Please give the listing again in its entirety, exactly as written.

## BEGIN Raw data

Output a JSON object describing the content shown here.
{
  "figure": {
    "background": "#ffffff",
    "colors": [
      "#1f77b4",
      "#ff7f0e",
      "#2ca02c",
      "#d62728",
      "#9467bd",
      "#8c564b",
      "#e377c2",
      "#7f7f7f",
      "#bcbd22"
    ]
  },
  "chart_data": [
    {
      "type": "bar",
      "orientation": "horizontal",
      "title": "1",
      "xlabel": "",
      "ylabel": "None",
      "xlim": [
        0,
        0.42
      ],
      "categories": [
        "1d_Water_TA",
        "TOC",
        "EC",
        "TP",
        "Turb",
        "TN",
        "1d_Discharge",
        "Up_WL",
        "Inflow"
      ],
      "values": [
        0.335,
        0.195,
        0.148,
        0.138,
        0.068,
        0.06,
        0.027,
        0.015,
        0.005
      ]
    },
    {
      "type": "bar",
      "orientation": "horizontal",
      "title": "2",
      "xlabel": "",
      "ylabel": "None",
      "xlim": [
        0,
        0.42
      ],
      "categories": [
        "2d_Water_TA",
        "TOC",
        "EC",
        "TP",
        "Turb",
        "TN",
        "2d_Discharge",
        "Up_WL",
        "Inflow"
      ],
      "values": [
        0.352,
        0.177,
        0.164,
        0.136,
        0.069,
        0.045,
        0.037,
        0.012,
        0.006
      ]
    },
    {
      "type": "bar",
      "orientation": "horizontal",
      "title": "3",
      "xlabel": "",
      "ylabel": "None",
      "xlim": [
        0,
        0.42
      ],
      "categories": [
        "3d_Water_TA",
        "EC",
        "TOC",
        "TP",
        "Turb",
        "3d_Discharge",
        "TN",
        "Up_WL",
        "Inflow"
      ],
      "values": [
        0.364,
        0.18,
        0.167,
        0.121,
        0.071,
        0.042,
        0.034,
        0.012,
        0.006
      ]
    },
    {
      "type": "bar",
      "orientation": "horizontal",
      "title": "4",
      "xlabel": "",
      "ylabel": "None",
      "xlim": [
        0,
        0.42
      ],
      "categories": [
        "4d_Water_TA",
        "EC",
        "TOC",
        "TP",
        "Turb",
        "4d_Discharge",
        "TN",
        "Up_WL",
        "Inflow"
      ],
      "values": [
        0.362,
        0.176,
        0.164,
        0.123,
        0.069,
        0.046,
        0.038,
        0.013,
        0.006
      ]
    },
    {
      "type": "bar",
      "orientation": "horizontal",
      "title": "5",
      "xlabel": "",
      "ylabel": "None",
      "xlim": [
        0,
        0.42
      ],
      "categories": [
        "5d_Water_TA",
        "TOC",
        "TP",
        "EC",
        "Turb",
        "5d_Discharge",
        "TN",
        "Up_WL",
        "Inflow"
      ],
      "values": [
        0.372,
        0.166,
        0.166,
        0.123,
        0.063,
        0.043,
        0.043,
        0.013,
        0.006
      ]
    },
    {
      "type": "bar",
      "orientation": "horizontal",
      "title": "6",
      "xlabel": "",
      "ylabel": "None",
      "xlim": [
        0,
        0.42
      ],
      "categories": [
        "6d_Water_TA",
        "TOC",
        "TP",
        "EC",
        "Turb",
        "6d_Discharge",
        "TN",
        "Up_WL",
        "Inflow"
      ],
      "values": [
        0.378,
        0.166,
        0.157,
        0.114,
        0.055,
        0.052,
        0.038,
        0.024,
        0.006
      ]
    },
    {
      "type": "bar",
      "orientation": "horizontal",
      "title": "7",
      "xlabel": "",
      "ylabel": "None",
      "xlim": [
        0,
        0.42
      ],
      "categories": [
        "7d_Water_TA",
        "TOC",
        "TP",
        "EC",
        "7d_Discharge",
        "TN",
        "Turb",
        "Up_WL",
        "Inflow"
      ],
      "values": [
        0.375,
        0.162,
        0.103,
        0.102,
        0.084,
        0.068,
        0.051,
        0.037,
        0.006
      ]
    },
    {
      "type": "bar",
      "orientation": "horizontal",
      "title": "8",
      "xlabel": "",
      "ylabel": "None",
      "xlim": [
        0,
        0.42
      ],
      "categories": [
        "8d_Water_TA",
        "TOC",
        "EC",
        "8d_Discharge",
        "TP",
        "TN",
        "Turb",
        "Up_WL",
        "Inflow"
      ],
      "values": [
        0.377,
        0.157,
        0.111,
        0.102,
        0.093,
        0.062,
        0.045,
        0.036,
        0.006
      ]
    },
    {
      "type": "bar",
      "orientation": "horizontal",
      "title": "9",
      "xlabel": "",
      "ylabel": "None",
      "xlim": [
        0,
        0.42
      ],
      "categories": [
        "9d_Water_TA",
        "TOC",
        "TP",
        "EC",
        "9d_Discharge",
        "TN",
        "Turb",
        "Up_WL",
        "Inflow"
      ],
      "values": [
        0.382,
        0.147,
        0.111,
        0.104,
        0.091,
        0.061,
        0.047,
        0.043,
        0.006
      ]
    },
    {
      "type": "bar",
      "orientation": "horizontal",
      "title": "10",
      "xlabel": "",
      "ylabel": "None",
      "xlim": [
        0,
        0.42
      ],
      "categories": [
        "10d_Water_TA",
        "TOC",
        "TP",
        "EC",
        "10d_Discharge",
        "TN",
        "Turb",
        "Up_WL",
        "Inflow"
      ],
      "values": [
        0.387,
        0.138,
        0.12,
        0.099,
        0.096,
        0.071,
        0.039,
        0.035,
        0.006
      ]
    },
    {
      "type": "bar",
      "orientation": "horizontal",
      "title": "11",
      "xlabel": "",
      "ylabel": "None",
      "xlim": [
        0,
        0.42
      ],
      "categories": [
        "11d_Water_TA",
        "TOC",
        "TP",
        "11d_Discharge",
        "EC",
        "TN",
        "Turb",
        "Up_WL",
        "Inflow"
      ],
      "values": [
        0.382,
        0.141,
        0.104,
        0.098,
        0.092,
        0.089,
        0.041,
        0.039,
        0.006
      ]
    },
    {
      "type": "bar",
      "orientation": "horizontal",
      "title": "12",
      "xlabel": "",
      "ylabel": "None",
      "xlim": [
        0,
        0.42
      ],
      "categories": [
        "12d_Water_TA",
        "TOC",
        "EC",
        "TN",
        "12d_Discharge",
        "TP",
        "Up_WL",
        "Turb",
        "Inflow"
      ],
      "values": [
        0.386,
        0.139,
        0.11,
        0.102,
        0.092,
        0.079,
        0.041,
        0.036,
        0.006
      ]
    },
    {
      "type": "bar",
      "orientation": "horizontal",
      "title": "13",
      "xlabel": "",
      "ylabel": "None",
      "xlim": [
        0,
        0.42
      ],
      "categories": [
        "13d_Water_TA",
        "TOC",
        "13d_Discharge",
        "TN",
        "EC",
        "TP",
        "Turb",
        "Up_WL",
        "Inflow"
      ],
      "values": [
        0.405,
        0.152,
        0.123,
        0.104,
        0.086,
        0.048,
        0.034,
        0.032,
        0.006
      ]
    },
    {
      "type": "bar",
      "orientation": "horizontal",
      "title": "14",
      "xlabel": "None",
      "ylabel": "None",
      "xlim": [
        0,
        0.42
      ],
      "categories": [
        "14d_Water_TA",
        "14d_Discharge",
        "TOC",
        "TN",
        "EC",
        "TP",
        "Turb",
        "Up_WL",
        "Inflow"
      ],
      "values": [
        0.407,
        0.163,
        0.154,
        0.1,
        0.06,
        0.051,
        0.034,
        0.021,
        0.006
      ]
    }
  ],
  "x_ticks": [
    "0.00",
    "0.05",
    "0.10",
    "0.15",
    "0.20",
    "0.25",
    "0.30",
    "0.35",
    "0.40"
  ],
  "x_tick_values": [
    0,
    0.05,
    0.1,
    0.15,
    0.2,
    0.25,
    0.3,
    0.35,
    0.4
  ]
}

## END Raw data

**Written reply:**
Output a JSON object describing the content shown here.
{
  "figure": {
    "background": "#ffffff",
    "colors": [
      "#1f77b4",
      "#ff7f0e",
      "#2ca02c",
      "#d62728",
      "#9467bd",
      "#8c564b",
      "#e377c2",
      "#7f7f7f",
      "#bcbd22"
    ]
  },
  "chart_data": [
    {
      "type": "bar",
      "orientation": "horizontal",
      "title": "1",
      "xlabel": "",
      "ylabel": "None",
      "xlim": [
        0,
        0.42
      ],
      "categories": [
        "1d_Water_TA",
        "TOC",
        "EC",
        "TP",
        "Turb",
        "TN",
        "1d_Discharge",
        "Up_WL",
        "Inflow"
      ],
      "values": [
        0.335,
        0.195,
        0.148,
        0.138,
        0.068,
        0.06,
        0.027,
        0.015,
        0.005
      ]
    },
    {
      "type": "bar",
      "orientation": "horizontal",
      "title": "2",
      "xlabel": "",
      "ylabel": "None",
      "xlim": [
        0,
        0.42
      ],
      "categories": [
        "2d_Water_TA",
        "TOC",
        "EC",
        "TP",
        "Turb",
        "TN",
        "2d_Discharge",
        "Up_WL",
        "Inflow"
      ],
      "values": [
        0.352,
        0.177,
        0.164,
        0.136,
        0.069,
        0.045,
        0.037,
        0.012,
        0.006
      ]
    },
    {
      "type": "bar",
      "orientation": "horizontal",
      "title": "3",
      "xlabel": "",
      "ylabel": "None",
      "xlim": [
        0,
        0.42
      ],
      "categories": [
        "3d_Water_TA",
        "EC",
        "TOC",
        "TP",
        "Turb",
        "3d_Discharge",
        "TN",
        "Up_WL",
        "Inflow"
      ],
      "values": [
        0.364,
        0.18,
        0.167,
        0.121,
        0.071,
        0.042,
        0.034,
        0.012,
        0.006
      ]
    },
    {
      "type": "bar",
      "orientation": "horizontal",
      "title": "4",
      "xlabel": "",
      "ylabel": "None",
      "xlim": [
        0,
        0.42
      ],
      "categories": [
        "4d_Water_TA",
        "EC",
        "TOC",
        "TP",
        "Turb",
        "4d_Discharge",
        "TN",
        "Up_WL",
        "Inflow"
      ],
      "values": [
        0.362,
        0.176,
        0.164,
        0.123,
        0.069,
        0.046,
        0.038,
        0.013,
        0.006
      ]
    },
    {
      "type": "bar",
      "orientation": "horizontal",
      "title": "5",
      "xlabel": "",
      "ylabel": "None",
      "xlim": [
        0,
        0.42
      ],
      "categories": [
        "5d_Water_TA",
        "TOC",
        "TP",
        "EC",
        "Turb",
        "5d_Discharge",
        "TN",
        "Up_WL",
        "Inflow"
      ],
      "values": [
        0.372,
        0.166,
        0.166,
        0.123,
        0.063,
        0.043,
        0.043,
        0.013,
        0.006
      ]
    },
    {
      "type": "bar",
      "orientation": "horizontal",
      "title": "6",
      "xlabel": "",
      "ylabel": "None",
      "xlim": [
        0,
        0.42
      ],
      "categories": [
        "6d_Water_TA",
        "TOC",
        "TP",
        "EC",
        "Turb",
        "6d_Discharge",
        "TN",
        "Up_WL",
        "Inflow"
      ],
      "values": [
        0.378,
        0.166,
        0.157,
        0.114,
        0.055,
        0.052,
        0.038,
        0.024,
        0.006
      ]
    },
    {
      "type": "bar",
      "orientation": "horizontal",
      "title": "7",
      "xlabel": "",
      "ylabel": "None",
      "xlim": [
        0,
        0.42
      ],
      "categories": [
        "7d_Water_TA",
        "TOC",
        "TP",
        "EC",
        "7d_Discharge",
        "TN",
        "Turb",
        "Up_WL",
        "Inflow"
      ],
      "values": [
        0.375,
        0.162,
        0.103,
        0.102,
        0.084,
        0.068,
        0.051,
        0.037,
        0.006
      ]
    },
    {
      "type": "bar",
      "orientation": "horizontal",
      "title": "8",
      "xlabel": "",
      "ylabel": "None",
      "xlim": [
        0,
        0.42
      ],
      "categories": [
        "8d_Water_TA",
        "TOC",
        "EC",
        "8d_Discharge",
        "TP",
        "TN",
        "Turb",
        "Up_WL",
        "Inflow"
      ],
      "values": [
        0.377,
        0.157,
        0.111,
        0.102,
        0.093,
        0.062,
        0.045,
        0.036,
        0.006
      ]
    },
    {
      "type": "bar",
      "orientation": "horizontal",
      "title": "9",
      "xlabel": "",
      "ylabel": "None",
      "xlim": [
        0,
        0.42
      ],
      "categories": [
        "9d_Water_TA",
        "TOC",
        "TP",
        "EC",
        "9d_Discharge",
        "TN",
        "Turb",
        "Up_WL",
        "Inflow"
      ],
      "values": [
        0.382,
        0.147,
        0.111,
        0.104,
        0.091,
        0.061,
        0.047,
        0.043,
        0.006
      ]
    },
    {
      "type": "bar",
      "orientation": "horizontal",
      "title": "10",
      "xlabel": "",
      "ylabel": "None",
      "xlim": [
        0,
        0.42
      ],
      "categories": [
        "10d_Water_TA",
        "TOC",
        "TP",
        "EC",
        "10d_Discharge",
        "TN",
        "Turb",
        "Up_WL",
        "Inflow"
      ],
      "values": [
        0.387,
        0.138,
        0.12,
        0.099,
        0.096,
        0.071,
        0.039,
        0.035,
        0.006
      ]
    },
    {
      "type": "bar",
      "orientation": "horizontal",
      "title": "11",
      "xlabel": "",
      "ylabel": "None",
      "xlim": [
        0,
        0.42
      ],
      "categories": [
        "11d_Water_TA",
        "TOC",
        "TP",
        "11d_Discharge",
        "EC",
        "TN",
        "Turb",
        "Up_WL",
        "Inflow"
      ],
      "values": [
        0.382,
        0.141,
        0.104,
        0.098,
        0.092,
        0.089,
        0.041,
        0.039,
        0.006
      ]
    },
    {
      "type": "bar",
      "orientation": "horizontal",
      "title": "12",
      "xlabel": "",
      "ylabel": "None",
      "xlim": [
        0,
        0.42
      ],
      "categories": [
        "12d_Water_TA",
        "TOC",
        "EC",
        "TN",
        "12d_Discharge",
        "TP",
        "Up_WL",
        "Turb",
        "Inflow"
      ],
      "values": [
        0.386,
        0.139,
        0.11,
        0.102,
        0.092,
        0.079,
        0.041,
        0.036,
        0.006
      ]
    },
    {
      "type": "bar",
      "orientation": "horizontal",
      "title": "13",
      "xlabel": "",
      "ylabel": "None",
      "xlim": [
        0,
        0.42
      ],
      "categories": [
        "13d_Water_TA",
        "TOC",
        "13d_Discharge",
        "TN",
        "EC",
        "TP",
        "Turb",
        "Up_WL",
        "Inflow"
      ],
      "values": [
        0.405,
        0.152,
        0.123,
        0.104,
        0.086,
        0.048,
        0.034,
        0.032,
        0.006
      ]
    },
    {
      "type": "bar",
      "orientation": "horizontal",
      "title": "14",
      "xlabel": "None",
      "ylabel": "None",
      "xlim": [
        0,
        0.42
      ],
      "categories": [
        "14d_Water_TA",
        "14d_Discharge",
        "TOC",
        "TN",
        "EC",
        "TP",
        "Turb",
        "Up_WL",
        "Inflow"
      ],
      "values": [
        0.407,
        0.163,
        0.154,
        0.1,
        0.06,
        0.051,
        0.034,
        0.021,
        0.006
      ]
    }
  ],
  "x_ticks": [
    "0.00",
    "0.05",
    "0.10",
    "0.15",
    "0.20",
    "0.25",
    "0.30",
    "0.35",
    "0.40"
  ],
  "x_tick_values": [
    0,
    0.05,
    0.1,
    0.15,
    0.2,
    0.25,
    0.3,
    0.35,
    0.4
  ]
}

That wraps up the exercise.